What the task asks -
Leave out the pictures and return every entry exactly as it appears.

(Records from a data source)

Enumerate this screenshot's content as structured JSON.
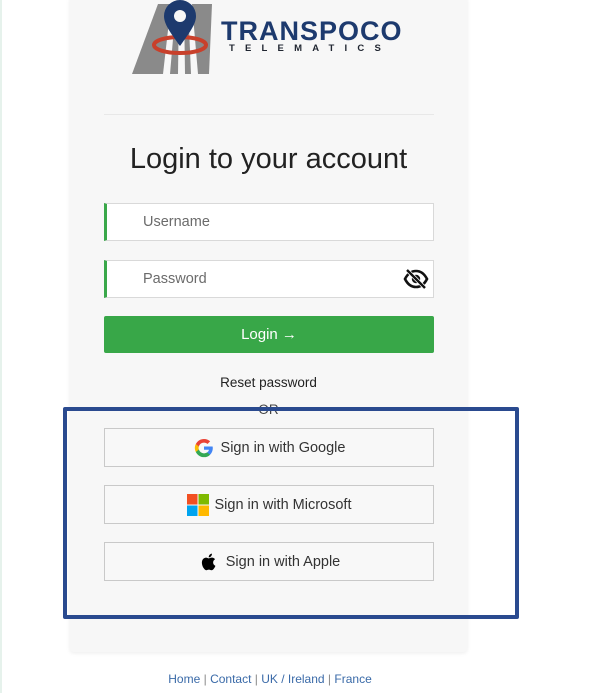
{
  "brand": {
    "wordmark": "TRANSPOCO",
    "subtitle": "TELEMATICS"
  },
  "login": {
    "title": "Login to your account",
    "username_placeholder": "Username",
    "password_placeholder": "Password",
    "login_label": "Login →",
    "reset_label": "Reset password",
    "or_label": "OR"
  },
  "sso": {
    "google_label": "Sign in with Google",
    "microsoft_label": "Sign in with Microsoft",
    "apple_label": "Sign in with Apple"
  },
  "footer": {
    "links": [
      "Home",
      "Contact",
      "UK / Ireland",
      "France"
    ],
    "separator": " | "
  },
  "colors": {
    "accent": "#38a748",
    "brand_navy": "#1d3a6e",
    "highlight": "#2a4a8f",
    "logo_pin_ring": "#c8402b"
  },
  "icons": {
    "password_toggle": "eye-slash-icon",
    "google": "google-g-icon",
    "microsoft": "microsoft-squares-icon",
    "apple": "apple-icon"
  }
}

Exercise output -
Enumerate this screenshot's content as structured JSON.
{
  "brand": {
    "wordmark": "TRANSPOCO",
    "subtitle": "TELEMATICS"
  },
  "login": {
    "title": "Login to your account",
    "username_placeholder": "Username",
    "password_placeholder": "Password",
    "login_label": "Login →",
    "reset_label": "Reset password",
    "or_label": "OR"
  },
  "sso": {
    "google_label": "Sign in with Google",
    "microsoft_label": "Sign in with Microsoft",
    "apple_label": "Sign in with Apple"
  },
  "footer": {
    "links": [
      "Home",
      "Contact",
      "UK / Ireland",
      "France"
    ],
    "separator": " | "
  },
  "colors": {
    "accent": "#38a748",
    "brand_navy": "#1d3a6e",
    "highlight": "#2a4a8f",
    "logo_pin_ring": "#c8402b"
  },
  "icons": {
    "password_toggle": "eye-slash-icon",
    "google": "google-g-icon",
    "microsoft": "microsoft-squares-icon",
    "apple": "apple-icon"
  }
}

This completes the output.